[Records from a data source]
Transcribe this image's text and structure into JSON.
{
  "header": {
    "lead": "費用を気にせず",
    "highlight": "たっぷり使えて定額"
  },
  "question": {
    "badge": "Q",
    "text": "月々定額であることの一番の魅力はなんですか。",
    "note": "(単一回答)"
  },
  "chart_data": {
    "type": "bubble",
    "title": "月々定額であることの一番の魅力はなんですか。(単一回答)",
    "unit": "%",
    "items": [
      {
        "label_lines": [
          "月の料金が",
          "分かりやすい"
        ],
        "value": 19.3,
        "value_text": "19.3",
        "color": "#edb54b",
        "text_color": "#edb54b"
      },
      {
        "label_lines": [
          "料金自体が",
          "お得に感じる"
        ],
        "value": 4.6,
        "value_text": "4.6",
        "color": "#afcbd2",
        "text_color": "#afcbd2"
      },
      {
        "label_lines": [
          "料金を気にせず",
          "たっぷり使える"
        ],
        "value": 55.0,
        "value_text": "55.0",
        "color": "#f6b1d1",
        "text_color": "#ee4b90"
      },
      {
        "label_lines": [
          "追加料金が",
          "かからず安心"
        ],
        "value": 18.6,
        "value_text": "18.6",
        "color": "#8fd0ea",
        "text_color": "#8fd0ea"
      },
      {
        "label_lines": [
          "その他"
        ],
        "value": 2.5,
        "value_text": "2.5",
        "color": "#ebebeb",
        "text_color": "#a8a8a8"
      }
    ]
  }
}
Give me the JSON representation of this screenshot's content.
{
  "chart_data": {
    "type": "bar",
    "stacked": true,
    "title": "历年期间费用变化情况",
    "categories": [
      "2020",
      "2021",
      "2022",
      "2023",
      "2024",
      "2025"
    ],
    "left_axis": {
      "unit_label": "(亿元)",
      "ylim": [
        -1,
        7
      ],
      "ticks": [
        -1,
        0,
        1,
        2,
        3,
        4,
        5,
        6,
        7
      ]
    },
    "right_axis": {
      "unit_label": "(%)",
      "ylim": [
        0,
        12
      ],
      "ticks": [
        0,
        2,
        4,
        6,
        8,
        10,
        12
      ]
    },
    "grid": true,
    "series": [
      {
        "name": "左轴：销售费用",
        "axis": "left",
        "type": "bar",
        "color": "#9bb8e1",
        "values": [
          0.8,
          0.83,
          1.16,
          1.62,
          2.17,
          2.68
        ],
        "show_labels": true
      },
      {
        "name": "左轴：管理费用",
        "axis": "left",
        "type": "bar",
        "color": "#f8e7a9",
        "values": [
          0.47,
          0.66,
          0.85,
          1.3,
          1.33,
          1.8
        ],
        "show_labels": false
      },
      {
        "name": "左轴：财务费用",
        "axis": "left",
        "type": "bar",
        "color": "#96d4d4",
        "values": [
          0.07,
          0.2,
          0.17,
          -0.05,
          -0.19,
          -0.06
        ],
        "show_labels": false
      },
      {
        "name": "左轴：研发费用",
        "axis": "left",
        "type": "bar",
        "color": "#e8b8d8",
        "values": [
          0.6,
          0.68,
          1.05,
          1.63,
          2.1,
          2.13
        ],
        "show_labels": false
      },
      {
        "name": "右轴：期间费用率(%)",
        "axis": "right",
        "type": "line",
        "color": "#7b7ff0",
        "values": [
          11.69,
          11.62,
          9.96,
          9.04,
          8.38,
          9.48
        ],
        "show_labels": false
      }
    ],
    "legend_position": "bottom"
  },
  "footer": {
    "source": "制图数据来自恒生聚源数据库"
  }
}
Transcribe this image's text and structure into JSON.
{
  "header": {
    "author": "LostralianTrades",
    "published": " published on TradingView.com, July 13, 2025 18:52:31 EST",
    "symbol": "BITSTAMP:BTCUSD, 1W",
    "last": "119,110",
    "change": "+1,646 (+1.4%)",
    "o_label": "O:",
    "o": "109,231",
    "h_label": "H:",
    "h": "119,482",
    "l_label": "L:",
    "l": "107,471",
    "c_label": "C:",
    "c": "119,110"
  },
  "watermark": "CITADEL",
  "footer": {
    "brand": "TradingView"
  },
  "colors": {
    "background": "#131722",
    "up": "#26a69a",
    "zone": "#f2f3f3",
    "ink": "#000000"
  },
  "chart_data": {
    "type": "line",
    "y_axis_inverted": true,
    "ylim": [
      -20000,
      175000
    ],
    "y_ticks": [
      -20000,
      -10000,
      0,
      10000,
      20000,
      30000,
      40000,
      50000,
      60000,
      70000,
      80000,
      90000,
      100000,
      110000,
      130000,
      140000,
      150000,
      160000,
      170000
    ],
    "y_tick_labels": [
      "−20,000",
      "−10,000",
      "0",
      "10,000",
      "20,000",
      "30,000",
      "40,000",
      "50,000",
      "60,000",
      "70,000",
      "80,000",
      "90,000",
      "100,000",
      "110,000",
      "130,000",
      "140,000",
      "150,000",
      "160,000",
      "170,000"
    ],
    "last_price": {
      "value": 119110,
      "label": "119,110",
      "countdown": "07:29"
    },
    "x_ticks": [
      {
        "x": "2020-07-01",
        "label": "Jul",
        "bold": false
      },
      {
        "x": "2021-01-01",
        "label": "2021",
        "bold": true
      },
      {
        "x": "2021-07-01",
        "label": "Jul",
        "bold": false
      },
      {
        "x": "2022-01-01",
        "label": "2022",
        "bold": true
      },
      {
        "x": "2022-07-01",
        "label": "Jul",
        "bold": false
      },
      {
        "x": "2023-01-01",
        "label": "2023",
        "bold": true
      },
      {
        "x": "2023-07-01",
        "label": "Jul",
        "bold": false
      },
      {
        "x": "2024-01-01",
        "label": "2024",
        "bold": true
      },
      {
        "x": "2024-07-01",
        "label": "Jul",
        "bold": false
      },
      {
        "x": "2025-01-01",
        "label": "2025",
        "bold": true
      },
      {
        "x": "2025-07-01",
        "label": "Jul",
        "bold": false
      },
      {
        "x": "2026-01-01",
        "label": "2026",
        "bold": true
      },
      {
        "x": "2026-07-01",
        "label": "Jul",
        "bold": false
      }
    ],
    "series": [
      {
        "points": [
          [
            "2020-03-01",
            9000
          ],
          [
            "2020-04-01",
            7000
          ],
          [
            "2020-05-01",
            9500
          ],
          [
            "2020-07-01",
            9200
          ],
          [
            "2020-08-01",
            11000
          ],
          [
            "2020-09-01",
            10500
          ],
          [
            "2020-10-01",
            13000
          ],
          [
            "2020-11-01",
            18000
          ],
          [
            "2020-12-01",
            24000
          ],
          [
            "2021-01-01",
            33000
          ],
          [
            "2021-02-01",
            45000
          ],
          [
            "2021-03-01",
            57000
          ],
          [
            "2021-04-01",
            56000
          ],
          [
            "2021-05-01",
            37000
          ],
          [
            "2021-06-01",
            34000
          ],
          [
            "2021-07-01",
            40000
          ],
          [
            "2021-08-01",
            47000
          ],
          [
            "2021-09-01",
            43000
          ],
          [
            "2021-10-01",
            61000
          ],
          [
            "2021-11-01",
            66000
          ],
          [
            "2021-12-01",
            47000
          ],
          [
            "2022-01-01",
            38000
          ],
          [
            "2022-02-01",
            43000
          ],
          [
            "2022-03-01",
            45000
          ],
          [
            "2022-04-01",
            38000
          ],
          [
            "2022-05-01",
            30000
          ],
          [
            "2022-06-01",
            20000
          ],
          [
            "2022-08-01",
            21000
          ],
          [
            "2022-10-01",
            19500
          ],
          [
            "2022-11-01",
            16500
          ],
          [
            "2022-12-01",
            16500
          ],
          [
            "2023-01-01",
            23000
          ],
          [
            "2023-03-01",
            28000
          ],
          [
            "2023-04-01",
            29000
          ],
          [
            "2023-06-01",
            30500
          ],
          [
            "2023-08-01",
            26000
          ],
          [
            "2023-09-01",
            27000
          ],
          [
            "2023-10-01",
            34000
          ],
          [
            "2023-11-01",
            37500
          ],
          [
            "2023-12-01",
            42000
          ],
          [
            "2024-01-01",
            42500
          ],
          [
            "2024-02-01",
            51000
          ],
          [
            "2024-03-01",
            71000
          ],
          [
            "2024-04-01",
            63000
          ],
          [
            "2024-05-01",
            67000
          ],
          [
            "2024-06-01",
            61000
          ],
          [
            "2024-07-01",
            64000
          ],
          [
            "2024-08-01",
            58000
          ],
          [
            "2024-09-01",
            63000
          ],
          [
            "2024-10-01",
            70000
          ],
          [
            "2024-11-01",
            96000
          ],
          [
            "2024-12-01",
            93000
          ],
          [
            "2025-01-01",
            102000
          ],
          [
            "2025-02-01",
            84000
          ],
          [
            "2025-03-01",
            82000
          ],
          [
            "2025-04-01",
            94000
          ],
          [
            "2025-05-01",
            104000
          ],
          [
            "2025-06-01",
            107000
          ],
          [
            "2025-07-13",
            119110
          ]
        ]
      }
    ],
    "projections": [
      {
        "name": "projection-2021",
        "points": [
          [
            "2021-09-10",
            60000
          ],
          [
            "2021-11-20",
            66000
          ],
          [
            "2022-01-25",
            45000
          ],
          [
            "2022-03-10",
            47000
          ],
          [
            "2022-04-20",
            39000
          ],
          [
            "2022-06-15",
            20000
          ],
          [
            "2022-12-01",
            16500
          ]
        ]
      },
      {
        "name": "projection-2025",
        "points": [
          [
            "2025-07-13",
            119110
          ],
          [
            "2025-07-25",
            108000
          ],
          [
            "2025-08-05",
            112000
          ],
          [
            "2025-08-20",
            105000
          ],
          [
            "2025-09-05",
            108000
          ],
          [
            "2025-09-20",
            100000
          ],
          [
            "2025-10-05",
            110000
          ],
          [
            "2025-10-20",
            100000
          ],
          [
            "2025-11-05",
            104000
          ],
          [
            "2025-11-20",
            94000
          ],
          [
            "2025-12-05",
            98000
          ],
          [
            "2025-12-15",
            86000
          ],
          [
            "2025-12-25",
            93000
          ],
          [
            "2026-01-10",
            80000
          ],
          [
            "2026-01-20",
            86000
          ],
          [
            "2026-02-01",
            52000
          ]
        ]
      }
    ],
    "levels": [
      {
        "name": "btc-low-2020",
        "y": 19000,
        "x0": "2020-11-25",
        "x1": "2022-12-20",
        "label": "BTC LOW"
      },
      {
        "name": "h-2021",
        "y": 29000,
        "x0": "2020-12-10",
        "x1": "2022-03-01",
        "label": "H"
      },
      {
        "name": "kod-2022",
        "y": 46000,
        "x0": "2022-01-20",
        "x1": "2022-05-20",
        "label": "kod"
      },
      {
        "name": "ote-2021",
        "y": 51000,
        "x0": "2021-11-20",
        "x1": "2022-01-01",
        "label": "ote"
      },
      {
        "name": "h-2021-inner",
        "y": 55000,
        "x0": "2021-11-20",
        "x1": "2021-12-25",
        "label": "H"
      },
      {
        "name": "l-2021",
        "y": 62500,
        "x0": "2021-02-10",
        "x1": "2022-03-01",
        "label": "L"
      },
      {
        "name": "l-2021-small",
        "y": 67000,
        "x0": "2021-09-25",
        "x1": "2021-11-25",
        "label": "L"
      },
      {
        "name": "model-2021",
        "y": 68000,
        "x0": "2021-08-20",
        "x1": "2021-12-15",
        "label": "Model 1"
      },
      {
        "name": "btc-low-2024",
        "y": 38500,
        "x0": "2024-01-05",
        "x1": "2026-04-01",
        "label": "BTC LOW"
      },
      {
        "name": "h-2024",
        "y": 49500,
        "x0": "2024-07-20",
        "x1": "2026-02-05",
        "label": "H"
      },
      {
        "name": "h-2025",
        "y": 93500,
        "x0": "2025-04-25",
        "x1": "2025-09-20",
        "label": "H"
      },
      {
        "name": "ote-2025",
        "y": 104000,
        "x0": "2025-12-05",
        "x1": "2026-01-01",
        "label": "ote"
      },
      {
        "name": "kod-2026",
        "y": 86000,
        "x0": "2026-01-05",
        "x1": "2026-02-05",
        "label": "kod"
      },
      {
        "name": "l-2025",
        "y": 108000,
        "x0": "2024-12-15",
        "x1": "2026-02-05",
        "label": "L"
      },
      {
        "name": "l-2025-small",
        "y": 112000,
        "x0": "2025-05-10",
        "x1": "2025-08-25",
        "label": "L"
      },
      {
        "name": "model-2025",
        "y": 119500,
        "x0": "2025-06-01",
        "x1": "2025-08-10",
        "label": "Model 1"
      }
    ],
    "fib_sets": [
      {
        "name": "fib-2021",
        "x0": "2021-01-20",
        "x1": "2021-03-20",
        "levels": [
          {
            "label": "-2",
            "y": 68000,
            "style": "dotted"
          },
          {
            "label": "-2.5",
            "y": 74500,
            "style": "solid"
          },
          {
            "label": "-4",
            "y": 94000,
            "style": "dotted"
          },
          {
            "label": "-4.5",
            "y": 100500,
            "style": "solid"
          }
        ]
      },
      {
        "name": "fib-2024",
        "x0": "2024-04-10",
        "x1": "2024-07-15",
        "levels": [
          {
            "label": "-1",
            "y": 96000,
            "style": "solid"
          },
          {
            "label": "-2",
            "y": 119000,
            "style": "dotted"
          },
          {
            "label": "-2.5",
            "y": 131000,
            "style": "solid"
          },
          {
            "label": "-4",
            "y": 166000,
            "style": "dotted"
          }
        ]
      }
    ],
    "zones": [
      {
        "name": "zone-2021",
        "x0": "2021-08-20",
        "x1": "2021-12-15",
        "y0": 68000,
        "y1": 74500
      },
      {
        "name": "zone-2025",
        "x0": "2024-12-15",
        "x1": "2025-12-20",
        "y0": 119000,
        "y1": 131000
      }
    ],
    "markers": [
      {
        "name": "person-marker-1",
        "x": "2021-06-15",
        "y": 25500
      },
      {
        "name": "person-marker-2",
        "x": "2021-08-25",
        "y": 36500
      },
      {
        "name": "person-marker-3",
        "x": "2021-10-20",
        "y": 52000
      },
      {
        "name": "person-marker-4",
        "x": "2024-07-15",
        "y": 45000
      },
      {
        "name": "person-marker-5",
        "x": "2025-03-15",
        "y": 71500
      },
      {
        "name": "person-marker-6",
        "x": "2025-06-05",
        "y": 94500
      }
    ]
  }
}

■ What the task asks:
Pick out the lines containing the string "TradingView" and show them.

■ Result below:
    "published": " published on TradingView.com, July 13, 2025 18:52:31 EST",
    "brand": "TradingView"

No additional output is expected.